→ **RAW RECORDS**
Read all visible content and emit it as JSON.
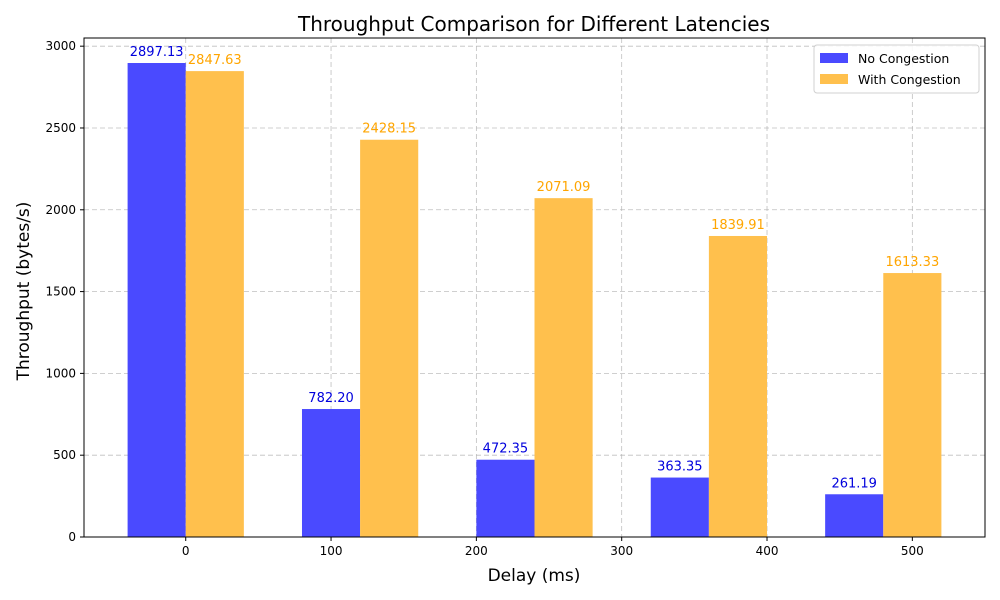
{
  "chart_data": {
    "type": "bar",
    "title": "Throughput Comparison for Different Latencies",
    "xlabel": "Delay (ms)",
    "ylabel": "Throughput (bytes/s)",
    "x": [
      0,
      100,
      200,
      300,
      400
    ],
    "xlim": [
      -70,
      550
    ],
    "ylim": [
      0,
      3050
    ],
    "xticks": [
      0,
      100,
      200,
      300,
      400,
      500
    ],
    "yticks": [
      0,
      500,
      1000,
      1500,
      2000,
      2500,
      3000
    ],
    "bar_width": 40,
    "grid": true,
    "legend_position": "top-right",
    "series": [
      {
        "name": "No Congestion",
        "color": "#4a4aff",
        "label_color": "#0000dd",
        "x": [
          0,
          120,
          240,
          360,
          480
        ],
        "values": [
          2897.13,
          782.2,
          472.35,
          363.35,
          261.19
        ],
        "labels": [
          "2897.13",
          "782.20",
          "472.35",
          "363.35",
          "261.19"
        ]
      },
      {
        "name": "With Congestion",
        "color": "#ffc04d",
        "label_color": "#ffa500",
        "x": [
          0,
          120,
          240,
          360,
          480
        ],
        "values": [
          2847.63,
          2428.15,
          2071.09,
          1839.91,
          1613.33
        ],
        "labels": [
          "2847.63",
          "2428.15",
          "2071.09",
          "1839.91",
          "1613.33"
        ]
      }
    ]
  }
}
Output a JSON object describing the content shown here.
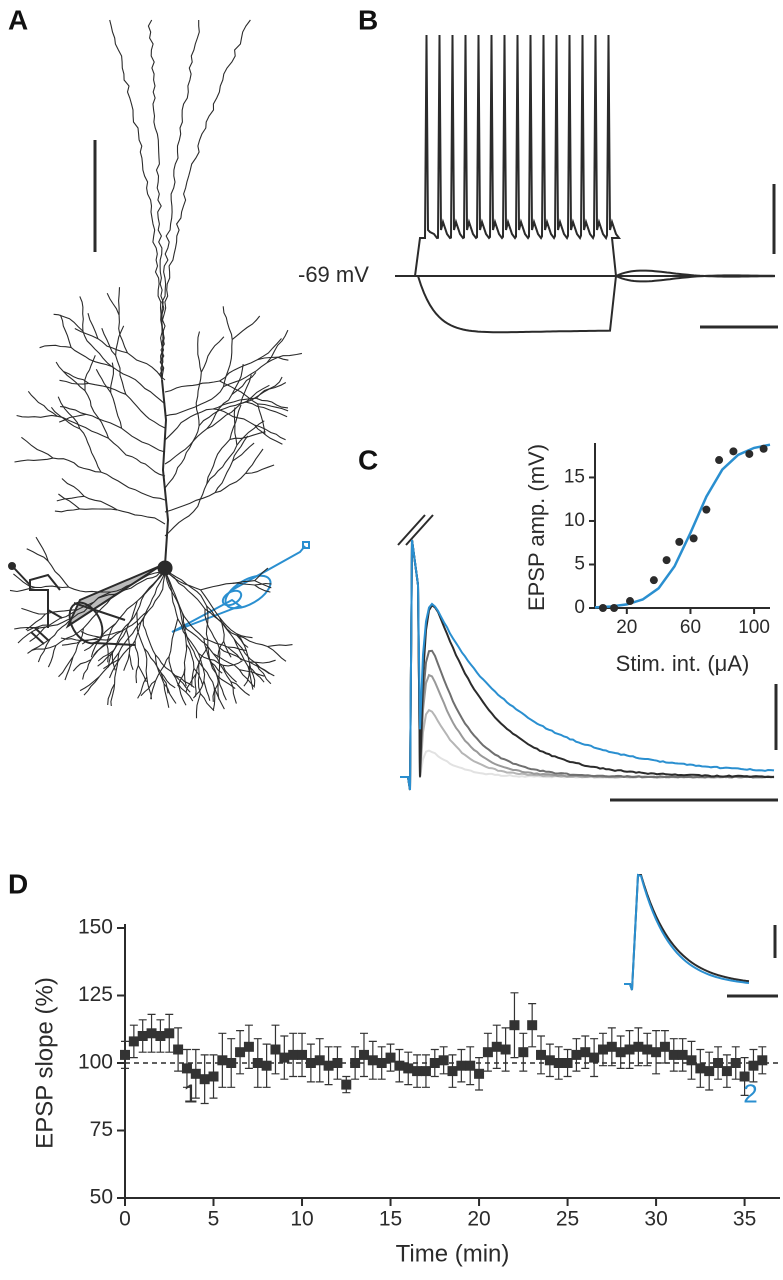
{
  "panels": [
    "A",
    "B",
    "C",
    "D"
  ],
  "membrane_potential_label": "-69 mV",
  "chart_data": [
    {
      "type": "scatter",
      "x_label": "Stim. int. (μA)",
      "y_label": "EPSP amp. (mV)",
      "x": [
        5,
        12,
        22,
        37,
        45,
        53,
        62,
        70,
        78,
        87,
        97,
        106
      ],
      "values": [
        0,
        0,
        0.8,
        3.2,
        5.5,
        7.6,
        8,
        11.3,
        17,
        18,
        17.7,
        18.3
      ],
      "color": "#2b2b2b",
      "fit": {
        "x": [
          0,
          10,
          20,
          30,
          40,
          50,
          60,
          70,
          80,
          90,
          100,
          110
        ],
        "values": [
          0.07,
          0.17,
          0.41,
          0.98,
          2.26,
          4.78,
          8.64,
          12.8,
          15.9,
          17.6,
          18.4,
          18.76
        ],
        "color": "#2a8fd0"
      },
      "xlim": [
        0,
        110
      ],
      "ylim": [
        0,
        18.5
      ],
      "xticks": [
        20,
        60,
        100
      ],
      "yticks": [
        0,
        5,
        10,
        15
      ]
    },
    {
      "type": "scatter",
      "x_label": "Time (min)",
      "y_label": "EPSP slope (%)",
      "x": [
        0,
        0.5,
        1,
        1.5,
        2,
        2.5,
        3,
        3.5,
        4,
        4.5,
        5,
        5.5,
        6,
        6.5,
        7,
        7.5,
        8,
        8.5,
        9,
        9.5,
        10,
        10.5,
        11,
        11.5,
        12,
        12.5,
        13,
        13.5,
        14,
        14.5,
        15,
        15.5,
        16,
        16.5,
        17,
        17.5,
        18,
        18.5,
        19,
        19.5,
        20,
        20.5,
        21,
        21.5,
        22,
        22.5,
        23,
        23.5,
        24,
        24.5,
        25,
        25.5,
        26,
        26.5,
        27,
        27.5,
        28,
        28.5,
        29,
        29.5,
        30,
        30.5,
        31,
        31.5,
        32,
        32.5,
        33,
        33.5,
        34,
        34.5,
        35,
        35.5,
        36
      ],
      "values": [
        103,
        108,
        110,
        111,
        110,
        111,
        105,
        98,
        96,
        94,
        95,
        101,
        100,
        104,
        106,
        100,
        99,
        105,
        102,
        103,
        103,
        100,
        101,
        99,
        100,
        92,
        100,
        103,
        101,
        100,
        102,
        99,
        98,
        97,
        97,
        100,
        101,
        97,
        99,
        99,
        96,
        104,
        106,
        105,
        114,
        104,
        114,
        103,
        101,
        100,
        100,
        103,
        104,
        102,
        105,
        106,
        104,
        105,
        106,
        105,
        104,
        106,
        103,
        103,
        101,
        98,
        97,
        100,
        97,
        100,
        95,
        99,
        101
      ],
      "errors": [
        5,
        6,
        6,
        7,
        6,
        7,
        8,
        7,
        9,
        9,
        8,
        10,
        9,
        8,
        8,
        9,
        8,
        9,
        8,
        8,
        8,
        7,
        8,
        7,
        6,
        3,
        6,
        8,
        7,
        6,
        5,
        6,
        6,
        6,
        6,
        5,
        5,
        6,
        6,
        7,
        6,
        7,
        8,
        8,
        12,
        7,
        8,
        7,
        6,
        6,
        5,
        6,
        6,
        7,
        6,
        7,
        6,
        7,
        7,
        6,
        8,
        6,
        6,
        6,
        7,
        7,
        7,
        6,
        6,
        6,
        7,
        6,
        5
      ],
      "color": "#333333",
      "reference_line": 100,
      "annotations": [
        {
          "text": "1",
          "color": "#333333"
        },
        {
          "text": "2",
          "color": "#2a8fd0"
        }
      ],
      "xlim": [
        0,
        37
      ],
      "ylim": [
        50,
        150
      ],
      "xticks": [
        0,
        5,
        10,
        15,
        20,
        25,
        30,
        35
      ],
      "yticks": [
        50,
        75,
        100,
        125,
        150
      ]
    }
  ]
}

→ **DIRECTIONS**
Restate the listing above word for word, and skip the pictures.

→ **RESPONSE TO THIS TASK**
Read all visible content and emit it as JSON.
{
  "chart_data": {
    "type": "bar",
    "title": "Throughput Comparison for Different Latencies",
    "xlabel": "Delay (ms)",
    "ylabel": "Throughput (bytes/s)",
    "x": [
      0,
      100,
      200,
      300,
      400
    ],
    "xlim": [
      -70,
      550
    ],
    "ylim": [
      0,
      3050
    ],
    "xticks": [
      0,
      100,
      200,
      300,
      400,
      500
    ],
    "yticks": [
      0,
      500,
      1000,
      1500,
      2000,
      2500,
      3000
    ],
    "bar_width": 40,
    "grid": true,
    "legend_position": "top-right",
    "series": [
      {
        "name": "No Congestion",
        "color": "#4a4aff",
        "label_color": "#0000dd",
        "x": [
          0,
          120,
          240,
          360,
          480
        ],
        "values": [
          2897.13,
          782.2,
          472.35,
          363.35,
          261.19
        ],
        "labels": [
          "2897.13",
          "782.20",
          "472.35",
          "363.35",
          "261.19"
        ]
      },
      {
        "name": "With Congestion",
        "color": "#ffc04d",
        "label_color": "#ffa500",
        "x": [
          0,
          120,
          240,
          360,
          480
        ],
        "values": [
          2847.63,
          2428.15,
          2071.09,
          1839.91,
          1613.33
        ],
        "labels": [
          "2847.63",
          "2428.15",
          "2071.09",
          "1839.91",
          "1613.33"
        ]
      }
    ]
  }
}
Output a JSON object describing the content shown here.
{
  "panels": [
    "A",
    "B",
    "C",
    "D"
  ],
  "membrane_potential_label": "-69 mV",
  "chart_data": [
    {
      "type": "scatter",
      "x_label": "Stim. int. (μA)",
      "y_label": "EPSP amp. (mV)",
      "x": [
        5,
        12,
        22,
        37,
        45,
        53,
        62,
        70,
        78,
        87,
        97,
        106
      ],
      "values": [
        0,
        0,
        0.8,
        3.2,
        5.5,
        7.6,
        8,
        11.3,
        17,
        18,
        17.7,
        18.3
      ],
      "color": "#2b2b2b",
      "fit": {
        "x": [
          0,
          10,
          20,
          30,
          40,
          50,
          60,
          70,
          80,
          90,
          100,
          110
        ],
        "values": [
          0.07,
          0.17,
          0.41,
          0.98,
          2.26,
          4.78,
          8.64,
          12.8,
          15.9,
          17.6,
          18.4,
          18.76
        ],
        "color": "#2a8fd0"
      },
      "xlim": [
        0,
        110
      ],
      "ylim": [
        0,
        18.5
      ],
      "xticks": [
        20,
        60,
        100
      ],
      "yticks": [
        0,
        5,
        10,
        15
      ]
    },
    {
      "type": "scatter",
      "x_label": "Time (min)",
      "y_label": "EPSP slope (%)",
      "x": [
        0,
        0.5,
        1,
        1.5,
        2,
        2.5,
        3,
        3.5,
        4,
        4.5,
        5,
        5.5,
        6,
        6.5,
        7,
        7.5,
        8,
        8.5,
        9,
        9.5,
        10,
        10.5,
        11,
        11.5,
        12,
        12.5,
        13,
        13.5,
        14,
        14.5,
        15,
        15.5,
        16,
        16.5,
        17,
        17.5,
        18,
        18.5,
        19,
        19.5,
        20,
        20.5,
        21,
        21.5,
        22,
        22.5,
        23,
        23.5,
        24,
        24.5,
        25,
        25.5,
        26,
        26.5,
        27,
        27.5,
        28,
        28.5,
        29,
        29.5,
        30,
        30.5,
        31,
        31.5,
        32,
        32.5,
        33,
        33.5,
        34,
        34.5,
        35,
        35.5,
        36
      ],
      "values": [
        103,
        108,
        110,
        111,
        110,
        111,
        105,
        98,
        96,
        94,
        95,
        101,
        100,
        104,
        106,
        100,
        99,
        105,
        102,
        103,
        103,
        100,
        101,
        99,
        100,
        92,
        100,
        103,
        101,
        100,
        102,
        99,
        98,
        97,
        97,
        100,
        101,
        97,
        99,
        99,
        96,
        104,
        106,
        105,
        114,
        104,
        114,
        103,
        101,
        100,
        100,
        103,
        104,
        102,
        105,
        106,
        104,
        105,
        106,
        105,
        104,
        106,
        103,
        103,
        101,
        98,
        97,
        100,
        97,
        100,
        95,
        99,
        101
      ],
      "errors": [
        5,
        6,
        6,
        7,
        6,
        7,
        8,
        7,
        9,
        9,
        8,
        10,
        9,
        8,
        8,
        9,
        8,
        9,
        8,
        8,
        8,
        7,
        8,
        7,
        6,
        3,
        6,
        8,
        7,
        6,
        5,
        6,
        6,
        6,
        6,
        5,
        5,
        6,
        6,
        7,
        6,
        7,
        8,
        8,
        12,
        7,
        8,
        7,
        6,
        6,
        5,
        6,
        6,
        7,
        6,
        7,
        6,
        7,
        7,
        6,
        8,
        6,
        6,
        6,
        7,
        7,
        7,
        6,
        6,
        6,
        7,
        6,
        5
      ],
      "color": "#333333",
      "reference_line": 100,
      "annotations": [
        {
          "text": "1",
          "color": "#333333"
        },
        {
          "text": "2",
          "color": "#2a8fd0"
        }
      ],
      "xlim": [
        0,
        37
      ],
      "ylim": [
        50,
        150
      ],
      "xticks": [
        0,
        5,
        10,
        15,
        20,
        25,
        30,
        35
      ],
      "yticks": [
        50,
        75,
        100,
        125,
        150
      ]
    }
  ]
}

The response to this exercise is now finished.